[Task goal] Copy each line exactly. Drop every picture.

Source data
------------------------------------------------------------------------

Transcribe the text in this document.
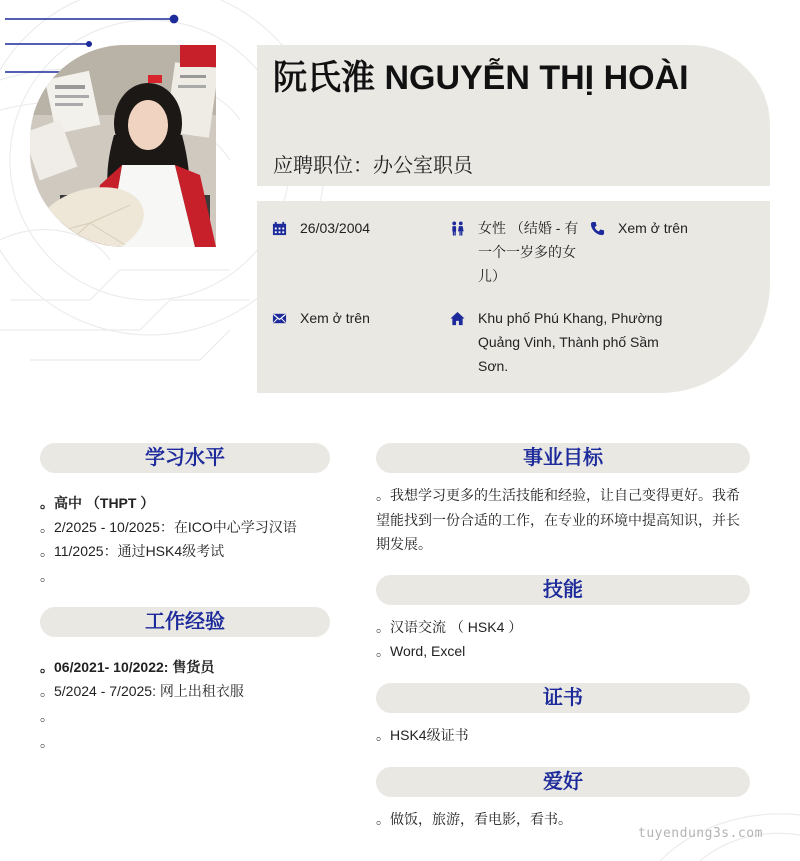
阮氏淮 NGUYỄN THỊ HOÀI
应聘职位：办公室职员
26/03/2004	女性 （结婚 - 有一个一岁多的女儿）
Xem ở trên
Xem ở trên	Khu phố Phú Khang, Phường Quảng Vinh, Thành phố Sầm Sơn.
学习水平
。 高中 （THPT ）
。 2/2025 - 10/2025：在ICO中心学习汉语
。 11/2025：通过HSK4级考试
。
工作经验
。 06/2021- 10/2022: 售货员
。 5/2024 - 7/2025: 网上出租衣服
。
。
事业目标
。我想学习更多的生活技能和经验，让自己变得更好。我希望能找到一份合适的工作，在专业的环境中提高知识，并长期发展。
技能
。 汉语交流 （ HSK4 ）
。 Word, Excel
证书
。 HSK4级证书
爱好
。 做饭，旅游，看电影，看书。
tuyendung3s.com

------------------------------------------------------------------------

[Complete output]
Transcribe the text in this document.
阮氏淮 NGUYỄN THỊ HOÀI
应聘职位：办公室职员
26/03/2004	女性 （结婚 - 有一个一岁多的女儿）
Xem ở trên
Xem ở trên	Khu phố Phú Khang, Phường Quảng Vinh, Thành phố Sầm Sơn.
学习水平
。 高中 （THPT ）
。 2/2025 - 10/2025：在ICO中心学习汉语
。 11/2025：通过HSK4级考试
。
工作经验
。 06/2021- 10/2022: 售货员
。 5/2024 - 7/2025: 网上出租衣服
。
。
事业目标
。我想学习更多的生活技能和经验，让自己变得更好。我希望能找到一份合适的工作，在专业的环境中提高知识，并长期发展。
技能
。 汉语交流 （ HSK4 ）
。 Word, Excel
证书
。 HSK4级证书
爱好
。 做饭，旅游，看电影，看书。
tuyendung3s.com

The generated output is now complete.